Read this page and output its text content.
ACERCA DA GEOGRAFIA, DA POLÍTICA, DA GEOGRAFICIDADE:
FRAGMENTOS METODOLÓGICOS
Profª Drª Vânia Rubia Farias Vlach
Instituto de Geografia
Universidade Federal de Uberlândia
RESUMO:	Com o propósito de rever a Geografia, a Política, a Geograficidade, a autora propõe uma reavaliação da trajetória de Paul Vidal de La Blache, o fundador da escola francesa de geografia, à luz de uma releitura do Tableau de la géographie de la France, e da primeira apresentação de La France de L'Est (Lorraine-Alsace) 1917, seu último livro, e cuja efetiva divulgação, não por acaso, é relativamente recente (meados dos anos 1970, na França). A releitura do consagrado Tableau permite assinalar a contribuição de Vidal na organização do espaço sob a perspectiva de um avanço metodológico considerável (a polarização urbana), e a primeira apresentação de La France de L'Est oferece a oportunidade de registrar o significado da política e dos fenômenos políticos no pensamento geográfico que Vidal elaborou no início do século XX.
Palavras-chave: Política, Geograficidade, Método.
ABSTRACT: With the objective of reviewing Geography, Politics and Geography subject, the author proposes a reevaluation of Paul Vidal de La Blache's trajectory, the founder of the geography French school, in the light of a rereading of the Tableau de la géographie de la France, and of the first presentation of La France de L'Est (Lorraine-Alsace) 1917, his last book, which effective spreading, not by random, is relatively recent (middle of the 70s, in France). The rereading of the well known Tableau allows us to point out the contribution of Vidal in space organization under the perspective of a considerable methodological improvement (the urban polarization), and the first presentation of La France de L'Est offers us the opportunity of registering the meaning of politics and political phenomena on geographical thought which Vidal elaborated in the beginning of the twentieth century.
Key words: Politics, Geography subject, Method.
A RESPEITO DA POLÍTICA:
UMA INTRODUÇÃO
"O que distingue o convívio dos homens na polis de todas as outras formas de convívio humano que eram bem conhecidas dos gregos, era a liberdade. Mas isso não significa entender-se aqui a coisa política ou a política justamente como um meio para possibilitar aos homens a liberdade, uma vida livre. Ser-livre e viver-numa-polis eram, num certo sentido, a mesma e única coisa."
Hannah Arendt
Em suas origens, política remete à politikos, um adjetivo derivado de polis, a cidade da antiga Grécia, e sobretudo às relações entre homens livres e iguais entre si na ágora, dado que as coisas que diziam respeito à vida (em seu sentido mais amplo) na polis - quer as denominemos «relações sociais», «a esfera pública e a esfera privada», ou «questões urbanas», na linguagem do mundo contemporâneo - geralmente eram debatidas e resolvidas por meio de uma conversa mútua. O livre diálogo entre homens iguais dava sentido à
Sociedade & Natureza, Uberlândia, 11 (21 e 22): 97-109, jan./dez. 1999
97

------------------------------------

» EXERCISE OBJECTIVE:
Whenever "Uberlândia" turns up in a line, pick that line out.

» TASK OUTPUT:
Universidade Federal de Uberlândia
Sociedade & Natureza, Uberlândia, 11 (21 e 22): 97-109, jan./dez. 1999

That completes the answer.